Everything from the line holding "Give me the" through the last line below must be repeated exactly, and nothing else.

─── GIVEN INFORMATION ───

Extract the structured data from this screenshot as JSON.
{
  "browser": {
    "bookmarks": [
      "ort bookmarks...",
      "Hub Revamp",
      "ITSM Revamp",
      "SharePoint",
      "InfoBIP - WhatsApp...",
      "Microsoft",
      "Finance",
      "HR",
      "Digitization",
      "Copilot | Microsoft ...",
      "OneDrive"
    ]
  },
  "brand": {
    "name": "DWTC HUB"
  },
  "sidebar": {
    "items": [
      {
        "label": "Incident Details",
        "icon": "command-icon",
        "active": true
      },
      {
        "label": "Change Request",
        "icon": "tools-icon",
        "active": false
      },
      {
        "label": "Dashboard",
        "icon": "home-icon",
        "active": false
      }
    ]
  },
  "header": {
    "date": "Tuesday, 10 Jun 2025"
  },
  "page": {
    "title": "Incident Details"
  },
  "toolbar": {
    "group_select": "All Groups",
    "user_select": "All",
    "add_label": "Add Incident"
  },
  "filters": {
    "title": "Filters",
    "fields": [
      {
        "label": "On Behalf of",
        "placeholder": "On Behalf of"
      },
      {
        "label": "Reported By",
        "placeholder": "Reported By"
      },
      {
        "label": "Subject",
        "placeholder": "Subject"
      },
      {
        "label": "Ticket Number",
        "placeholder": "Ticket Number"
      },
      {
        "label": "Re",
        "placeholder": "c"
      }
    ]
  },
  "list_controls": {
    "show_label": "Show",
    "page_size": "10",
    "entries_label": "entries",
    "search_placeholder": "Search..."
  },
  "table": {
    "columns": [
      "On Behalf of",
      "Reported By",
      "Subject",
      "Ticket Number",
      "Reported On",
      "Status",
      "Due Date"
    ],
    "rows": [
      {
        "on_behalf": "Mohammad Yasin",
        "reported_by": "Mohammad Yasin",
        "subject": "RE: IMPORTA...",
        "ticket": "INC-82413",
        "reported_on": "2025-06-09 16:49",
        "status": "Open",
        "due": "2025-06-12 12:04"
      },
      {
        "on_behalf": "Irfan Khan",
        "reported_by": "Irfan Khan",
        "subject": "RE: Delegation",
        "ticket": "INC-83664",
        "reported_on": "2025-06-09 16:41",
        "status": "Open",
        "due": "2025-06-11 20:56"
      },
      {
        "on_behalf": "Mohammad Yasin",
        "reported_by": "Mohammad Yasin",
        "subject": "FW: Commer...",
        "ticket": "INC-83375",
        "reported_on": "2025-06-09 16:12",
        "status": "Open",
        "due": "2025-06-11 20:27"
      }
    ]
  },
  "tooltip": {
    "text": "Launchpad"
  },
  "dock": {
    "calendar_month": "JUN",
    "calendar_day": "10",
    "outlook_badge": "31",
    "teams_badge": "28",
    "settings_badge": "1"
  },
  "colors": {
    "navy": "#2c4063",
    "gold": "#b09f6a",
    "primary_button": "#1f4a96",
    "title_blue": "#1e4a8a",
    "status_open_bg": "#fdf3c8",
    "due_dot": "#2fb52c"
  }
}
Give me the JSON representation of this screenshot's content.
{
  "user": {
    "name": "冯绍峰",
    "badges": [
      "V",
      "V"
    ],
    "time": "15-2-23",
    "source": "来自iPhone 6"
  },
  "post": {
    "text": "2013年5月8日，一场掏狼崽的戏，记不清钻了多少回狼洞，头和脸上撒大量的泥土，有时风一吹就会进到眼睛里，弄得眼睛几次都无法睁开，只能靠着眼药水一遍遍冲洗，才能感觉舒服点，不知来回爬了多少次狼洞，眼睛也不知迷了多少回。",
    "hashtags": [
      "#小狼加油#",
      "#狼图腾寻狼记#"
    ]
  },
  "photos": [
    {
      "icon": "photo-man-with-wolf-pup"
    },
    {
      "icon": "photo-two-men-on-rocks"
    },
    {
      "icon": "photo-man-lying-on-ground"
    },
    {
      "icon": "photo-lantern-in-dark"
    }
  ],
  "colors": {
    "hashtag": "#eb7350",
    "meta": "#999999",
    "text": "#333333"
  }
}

───

## ANSWER BELOW
Give me the JSON representation of this screenshot's content.
{
  "user": {
    "name": "冯绍峰",
    "badges": [
      "V",
      "V"
    ],
    "time": "15-2-23",
    "source": "来自iPhone 6"
  },
  "post": {
    "text": "2013年5月8日，一场掏狼崽的戏，记不清钻了多少回狼洞，头和脸上撒大量的泥土，有时风一吹就会进到眼睛里，弄得眼睛几次都无法睁开，只能靠着眼药水一遍遍冲洗，才能感觉舒服点，不知来回爬了多少次狼洞，眼睛也不知迷了多少回。",
    "hashtags": [
      "#小狼加油#",
      "#狼图腾寻狼记#"
    ]
  },
  "photos": [
    {
      "icon": "photo-man-with-wolf-pup"
    },
    {
      "icon": "photo-two-men-on-rocks"
    },
    {
      "icon": "photo-man-lying-on-ground"
    },
    {
      "icon": "photo-lantern-in-dark"
    }
  ],
  "colors": {
    "hashtag": "#eb7350",
    "meta": "#999999",
    "text": "#333333"
  }
}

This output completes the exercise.